Records from a data source:
**********

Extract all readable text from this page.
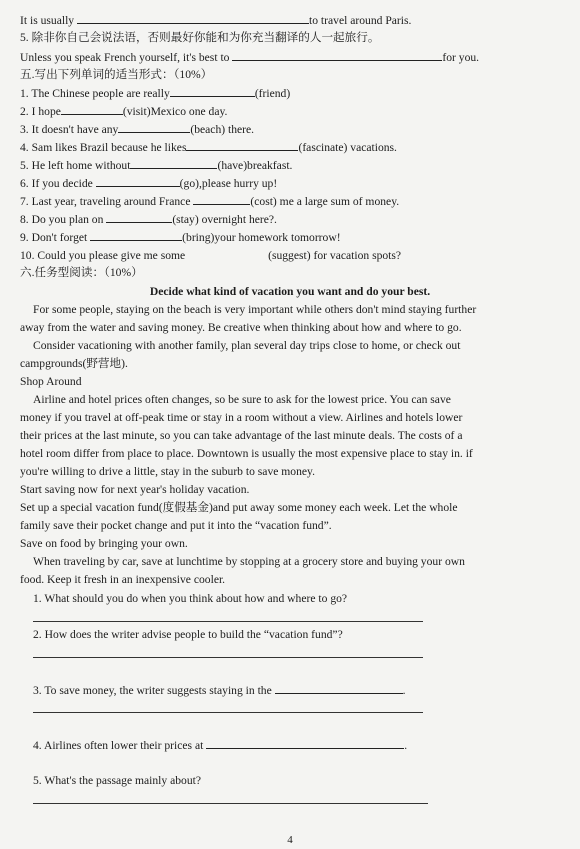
It is usually	to travel around Paris.
5. 除非你自己会说法语，否则最好你能和为你充当翻译的人一起旅行。
Unless you speak French yourself, it's best to	for you.
五.写出下列单词的适当形式：（10%）
1. The Chinese people are really	(friend)
2. I hope	(visit)Mexico one day.
3. It doesn't have any	(beach) there.
4. Sam likes Brazil because he likes	(fascinate) vacations.
5. He left home without	(have)breakfast.
6. If you decide	(go),please hurry up!
7. Last year, traveling around France	(cost) me a large sum of money.
8. Do you plan on	(stay) overnight here?.
9. Don't forget	(bring)your homework tomorrow!
10. Could you please give me some	(suggest) for vacation spots?
六.任务型阅读：（10%）
Decide what kind of vacation you want and do your best.
For some people, staying on the beach is very important while others don't mind staying further
away from the water and saving money. Be creative when thinking about how and where to go.
Consider vacationing with another family, plan several day trips close to home, or check out
campgrounds(野营地).
Shop Around
Airline and hotel prices often changes, so be sure to ask for the lowest price. You can save
money if you travel at off-peak time or stay in a room without a view. Airlines and hotels lower
their prices at the last minute, so you can take advantage of the last minute deals. The costs of a
hotel room differ from place to place. Downtown is usually the most expensive place to stay in. if
you're willing to drive a little, stay in the suburb to save money.
Start saving now for next year's holiday vacation.
Set up a special vacation fund(度假基金)and put away some money each week. Let the whole
family save their pocket change and put it into the “vacation fund”.
Save on food by bringing your own.
When traveling by car, save at lunchtime by stopping at a grocery store and buying your own
food. Keep it fresh in an inexpensive cooler.
1. What should you do when you think about how and where to go?
2. How does the writer advise people to build the “vacation fund”?
3. To save money, the writer suggests staying in the	.
4. Airlines often lower their prices at	.
5. What's the passage mainly about?
4
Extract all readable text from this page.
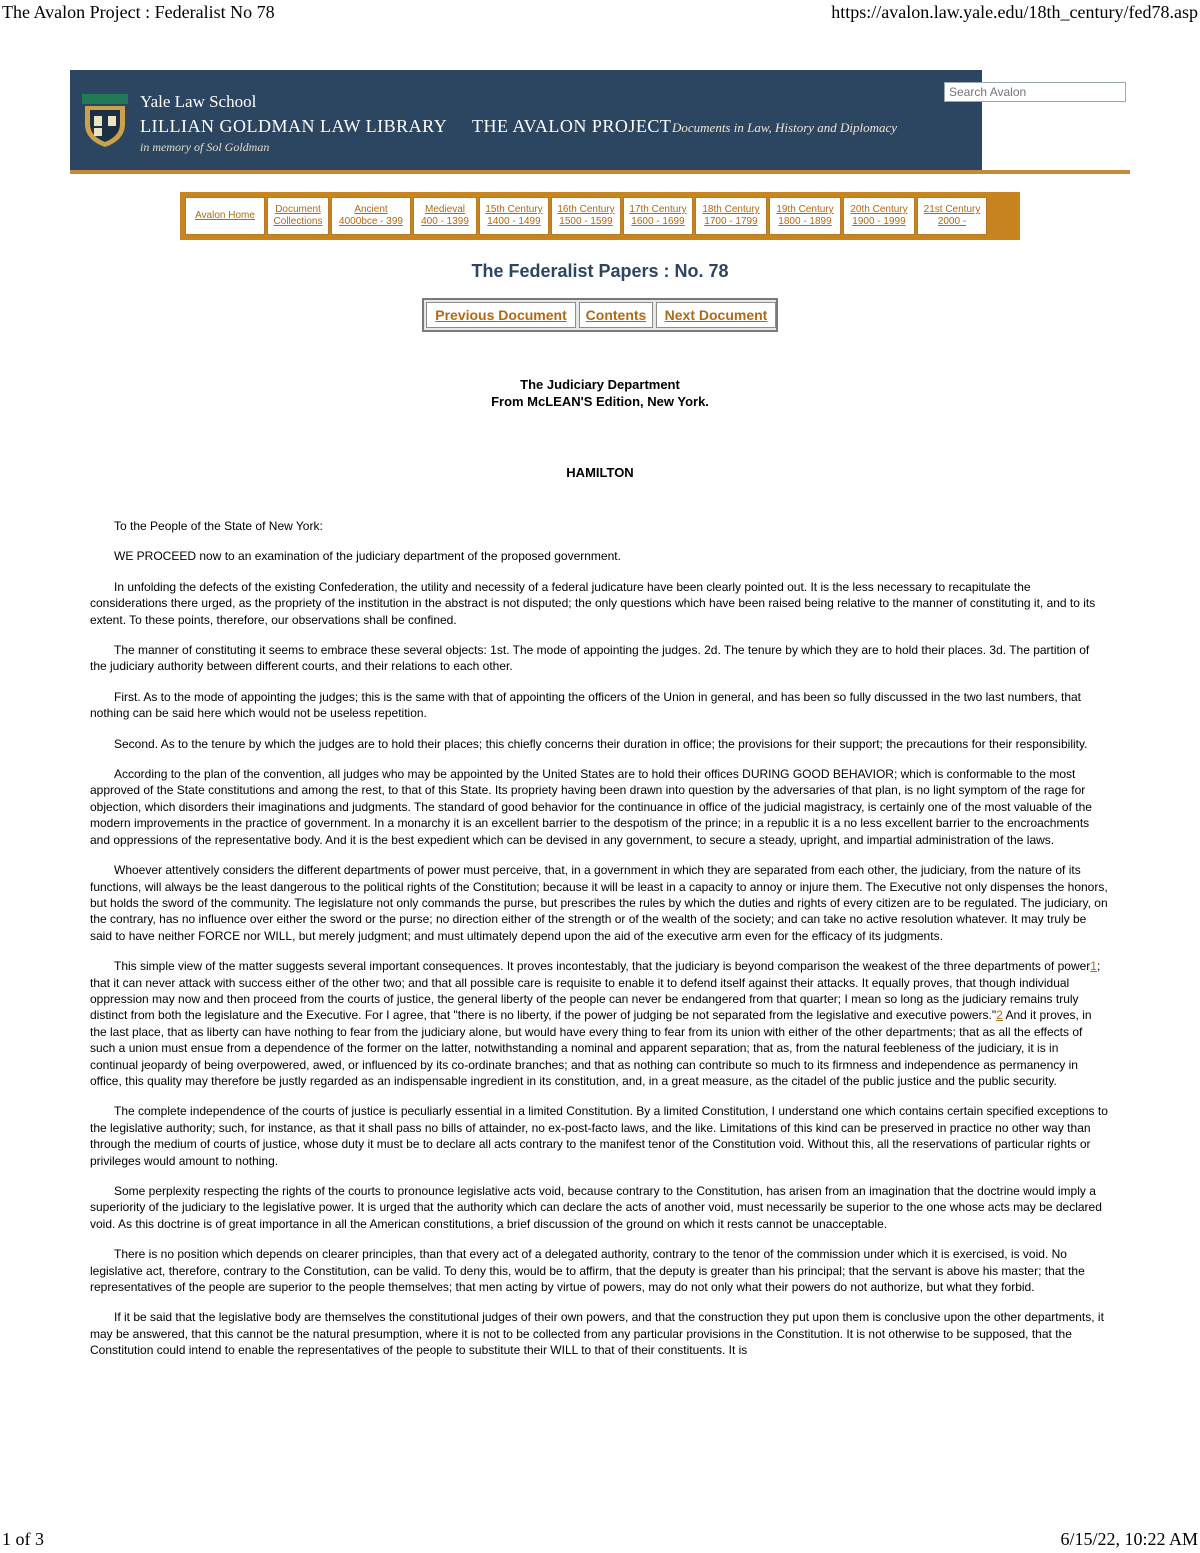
The Avalon Project : Federalist No 78	https://avalon.law.yale.edu/18th_century/fed78.asp
Yale Law School
LILLIAN GOLDMAN LAW LIBRARY
in memory of Sol Goldman
THE AVALON PROJECT Documents in Law, History and Diplomacy
Search Avalon
Avalon Home
Document
Collections
Ancient
4000bce - 399
Medieval
400 - 1399
15th Century
1400 - 1499
16th Century
1500 - 1599
17th Century
1600 - 1699
18th Century
1700 - 1799
19th Century
1800 - 1899
20th Century
1900 - 1999
21st Century
2000 -
The Federalist Papers : No. 78
Previous Document	Contents	Next Document
The Judiciary Department
From McLEAN'S Edition, New York.
HAMILTON

To the People of the State of New York:

WE PROCEED now to an examination of the judiciary department of the proposed government.

In unfolding the defects of the existing Confederation, the utility and necessity of a federal judicature have been clearly pointed out. It is the less necessary to recapitulate the considerations there urged, as the propriety of the institution in the abstract is not disputed; the only questions which have been raised being relative to the manner of constituting it, and to its extent. To these points, therefore, our observations shall be confined.

The manner of constituting it seems to embrace these several objects: 1st. The mode of appointing the judges. 2d. The tenure by which they are to hold their places. 3d. The partition of the judiciary authority between different courts, and their relations to each other.

First. As to the mode of appointing the judges; this is the same with that of appointing the officers of the Union in general, and has been so fully discussed in the two last numbers, that nothing can be said here which would not be useless repetition.

Second. As to the tenure by which the judges are to hold their places; this chiefly concerns their duration in office; the provisions for their support; the precautions for their responsibility.

According to the plan of the convention, all judges who may be appointed by the United States are to hold their offices DURING GOOD BEHAVIOR; which is conformable to the most approved of the State constitutions and among the rest, to that of this State. Its propriety having been drawn into question by the adversaries of that plan, is no light symptom of the rage for objection, which disorders their imaginations and judgments. The standard of good behavior for the continuance in office of the judicial magistracy, is certainly one of the most valuable of the modern improvements in the practice of government. In a monarchy it is an excellent barrier to the despotism of the prince; in a republic it is a no less excellent barrier to the encroachments and oppressions of the representative body. And it is the best expedient which can be devised in any government, to secure a steady, upright, and impartial administration of the laws.

Whoever attentively considers the different departments of power must perceive, that, in a government in which they are separated from each other, the judiciary, from the nature of its functions, will always be the least dangerous to the political rights of the Constitution; because it will be least in a capacity to annoy or injure them. The Executive not only dispenses the honors, but holds the sword of the community. The legislature not only commands the purse, but prescribes the rules by which the duties and rights of every citizen are to be regulated. The judiciary, on the contrary, has no influence over either the sword or the purse; no direction either of the strength or of the wealth of the society; and can take no active resolution whatever. It may truly be said to have neither FORCE nor WILL, but merely judgment; and must ultimately depend upon the aid of the executive arm even for the efficacy of its judgments.

This simple view of the matter suggests several important consequences. It proves incontestably, that the judiciary is beyond comparison the weakest of the three departments of power1; that it can never attack with success either of the other two; and that all possible care is requisite to enable it to defend itself against their attacks. It equally proves, that though individual oppression may now and then proceed from the courts of justice, the general liberty of the people can never be endangered from that quarter; I mean so long as the judiciary remains truly distinct from both the legislature and the Executive. For I agree, that "there is no liberty, if the power of judging be not separated from the legislative and executive powers."2 And it proves, in the last place, that as liberty can have nothing to fear from the judiciary alone, but would have every thing to fear from its union with either of the other departments; that as all the effects of such a union must ensue from a dependence of the former on the latter, notwithstanding a nominal and apparent separation; that as, from the natural feebleness of the judiciary, it is in continual jeopardy of being overpowered, awed, or influenced by its co-ordinate branches; and that as nothing can contribute so much to its firmness and independence as permanency in office, this quality may therefore be justly regarded as an indispensable ingredient in its constitution, and, in a great measure, as the citadel of the public justice and the public security.

The complete independence of the courts of justice is peculiarly essential in a limited Constitution. By a limited Constitution, I understand one which contains certain specified exceptions to the legislative authority; such, for instance, as that it shall pass no bills of attainder, no ex-post-facto laws, and the like. Limitations of this kind can be preserved in practice no other way than through the medium of courts of justice, whose duty it must be to declare all acts contrary to the manifest tenor of the Constitution void. Without this, all the reservations of particular rights or privileges would amount to nothing.

Some perplexity respecting the rights of the courts to pronounce legislative acts void, because contrary to the Constitution, has arisen from an imagination that the doctrine would imply a superiority of the judiciary to the legislative power. It is urged that the authority which can declare the acts of another void, must necessarily be superior to the one whose acts may be declared void. As this doctrine is of great importance in all the American constitutions, a brief discussion of the ground on which it rests cannot be unacceptable.

There is no position which depends on clearer principles, than that every act of a delegated authority, contrary to the tenor of the commission under which it is exercised, is void. No legislative act, therefore, contrary to the Constitution, can be valid. To deny this, would be to affirm, that the deputy is greater than his principal; that the servant is above his master; that the representatives of the people are superior to the people themselves; that men acting by virtue of powers, may do not only what their powers do not authorize, but what they forbid.

If it be said that the legislative body are themselves the constitutional judges of their own powers, and that the construction they put upon them is conclusive upon the other departments, it may be answered, that this cannot be the natural presumption, where it is not to be collected from any particular provisions in the Constitution. It is not otherwise to be supposed, that the Constitution could intend to enable the representatives of the people to substitute their WILL to that of their constituents. It is

1 of 3	6/15/22, 10:22 AM
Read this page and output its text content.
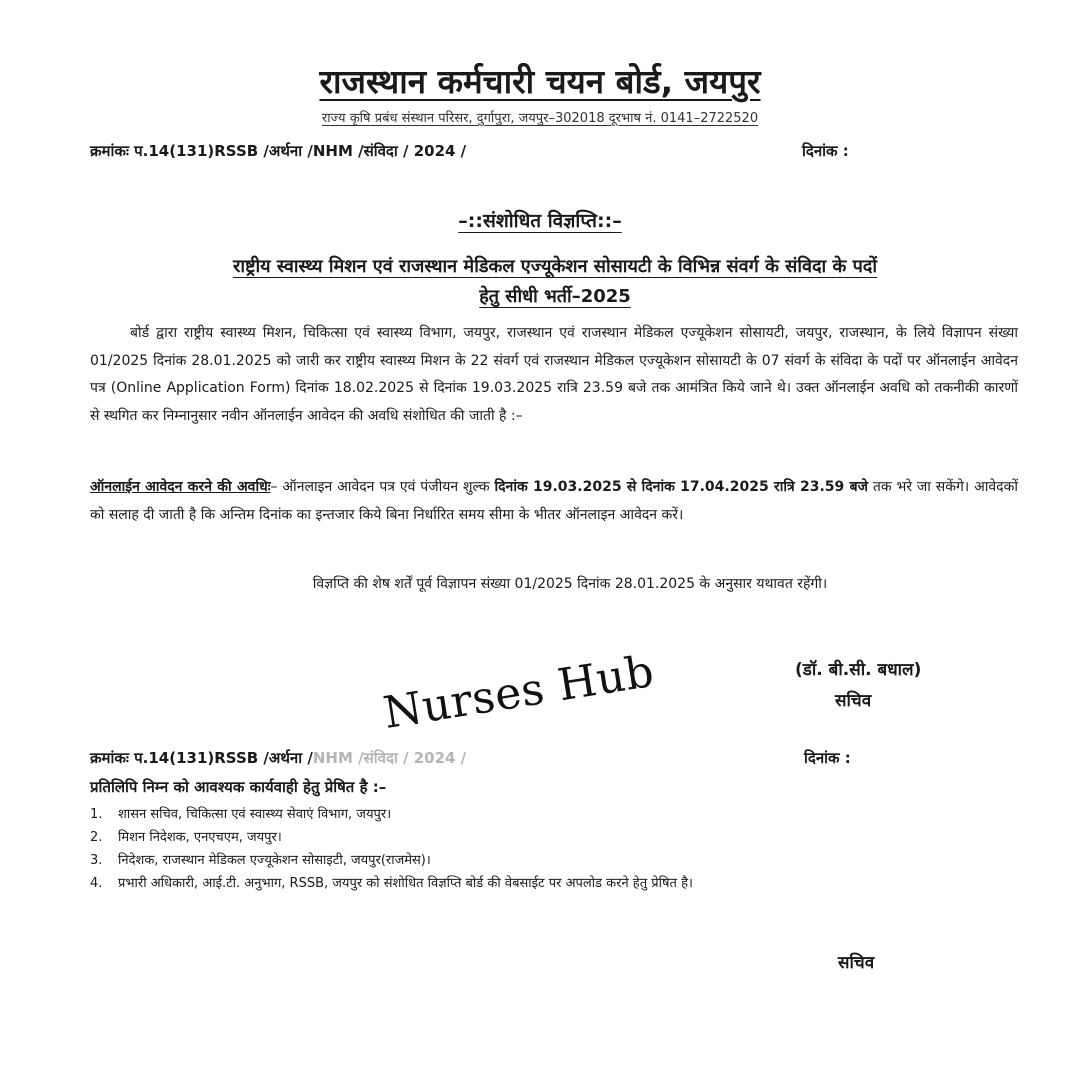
राजस्थान कर्मचारी चयन बोर्ड, जयपुर
राज्य कृषि प्रबंध संस्थान परिसर, दुर्गापुरा, जयपुर–302018 दूरभाष नं. 0141–2722520
क्रमांकः प.14(131)RSSB /अर्थना /NHM /संविदा / 2024 /	दिनांक :
–::संशोधित विज्ञप्ति::–
राष्ट्रीय स्वास्थ्य मिशन एवं राजस्थान मेडिकल एज्यूकेशन सोसायटी के विभिन्न संवर्ग के संविदा के पदों
हेतु सीधी भर्ती–2025
बोर्ड द्वारा राष्ट्रीय स्वास्थ्य मिशन, चिकित्सा एवं स्वास्थ्य विभाग, जयपुर, राजस्थान एवं राजस्थान मेडिकल एज्यूकेशन सोसायटी, जयपुर, राजस्थान, के लिये विज्ञापन संख्या 01/2025 दिनांक 28.01.2025 को जारी कर राष्ट्रीय स्वास्थ्य मिशन के 22 संवर्ग एवं राजस्थान मेडिकल एज्यूकेशन सोसायटी के 07 संवर्ग के संविदा के पदों पर ऑनलाईन आवेदन पत्र (Online Application Form) दिनांक 18.02.2025 से दिनांक 19.03.2025 रात्रि 23.59 बजे तक आमंत्रित किये जाने थे। उक्त ऑनलाईन अवधि को तकनीकी कारणों से स्थगित कर निम्नानुसार नवीन ऑनलाईन आवेदन की अवधि संशोधित की जाती है :–
ऑनलाईन आवेदन करने की अवधिः– ऑनलाइन आवेदन पत्र एवं पंजीयन शुल्क दिनांक 19.03.2025 से दिनांक 17.04.2025 रात्रि 23.59 बजे तक भरे जा सकेंगे। आवेदकों को सलाह दी जाती है कि अन्तिम दिनांक का इन्तजार किये बिना निर्धारित समय सीमा के भीतर ऑनलाइन आवेदन करें।
विज्ञप्ति की शेष शर्तें पूर्व विज्ञापन संख्या 01/2025 दिनांक 28.01.2025 के अनुसार यथावत रहेंगी।
(डॉ. बी.सी. बधाल)
सचिव
Nurses Hub
क्रमांकः प.14(131)RSSB /अर्थना /NHM /संविदा / 2024 /	दिनांक :
प्रतिलिपि निम्न को आवश्यक कार्यवाही हेतु प्रेषित है :–
1.	शासन सचिव, चिकित्सा एवं स्वास्थ्य सेवाएं विभाग, जयपुर।
2.	मिशन निदेशक, एनएचएम, जयपुर।
3.	निदेशक, राजस्थान मेडिकल एज्यूकेशन सोसाइटी, जयपुर(राजमेस)।
4.	प्रभारी अधिकारी, आई.टी. अनुभाग, RSSB, जयपुर को संशोधित विज्ञप्ति बोर्ड की वेबसाईट पर अपलोड करने हेतु प्रेषित है।
सचिव
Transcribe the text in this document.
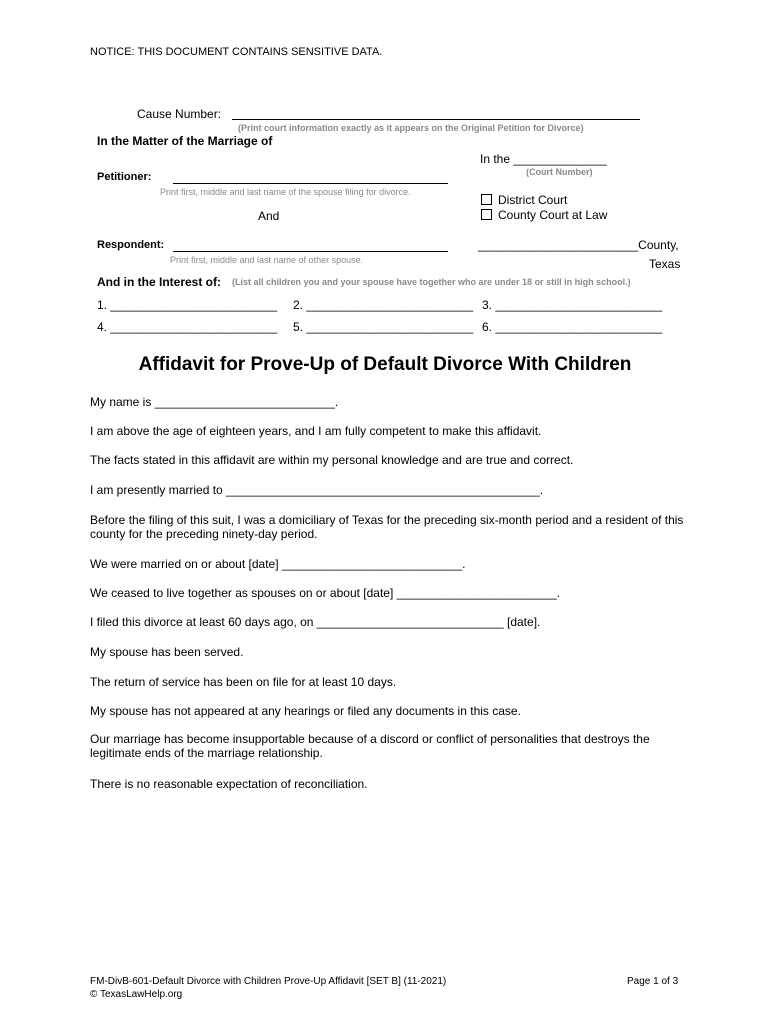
NOTICE: THIS DOCUMENT CONTAINS SENSITIVE DATA.
Cause Number:
(Print court information exactly as it appears on the Original Petition for Divorce)
In the Matter of the Marriage of
In the ______________
(Court Number)
Petitioner:
Print first, middle and last name of the spouse filing for divorce.
District Court
County Court at Law
And
Respondent:
Print first, middle and last name of other spouse.
________________________County,
Texas
And in the Interest of: (List all children you and your spouse have together who are under 18 or still in high school.)
1. _________________________ 2. _________________________ 3. _________________________
4. _________________________ 5. _________________________ 6. _________________________
Affidavit for Prove-Up of Default Divorce With Children
My name is ___________________________.
I am above the age of eighteen years, and I am fully competent to make this affidavit.
The facts stated in this affidavit are within my personal knowledge and are true and correct.
I am presently married to _______________________________________________.
Before the filing of this suit, I was a domiciliary of Texas for the preceding six-month period and a resident of this county for the preceding ninety-day period.
We were married on or about [date] ___________________________.
We ceased to live together as spouses on or about [date] ________________________.
I filed this divorce at least 60 days ago, on ____________________________ [date].
My spouse has been served.
The return of service has been on file for at least 10 days.
My spouse has not appeared at any hearings or filed any documents in this case.
Our marriage has become insupportable because of a discord or conflict of personalities that destroys the legitimate ends of the marriage relationship.
There is no reasonable expectation of reconciliation.
FM-DivB-601-Default Divorce with Children Prove-Up Affidavit [SET B] (11-2021)
© TexasLawHelp.org
Page 1 of 3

**********

● Task brief
Using the entries above, find all lines with "Print". Copy them.

● Finished exercise
(Print court information exactly as it appears on the Original Petition for Divorce)
Print first, middle and last name of the spouse filing for divorce.
Print first, middle and last name of other spouse.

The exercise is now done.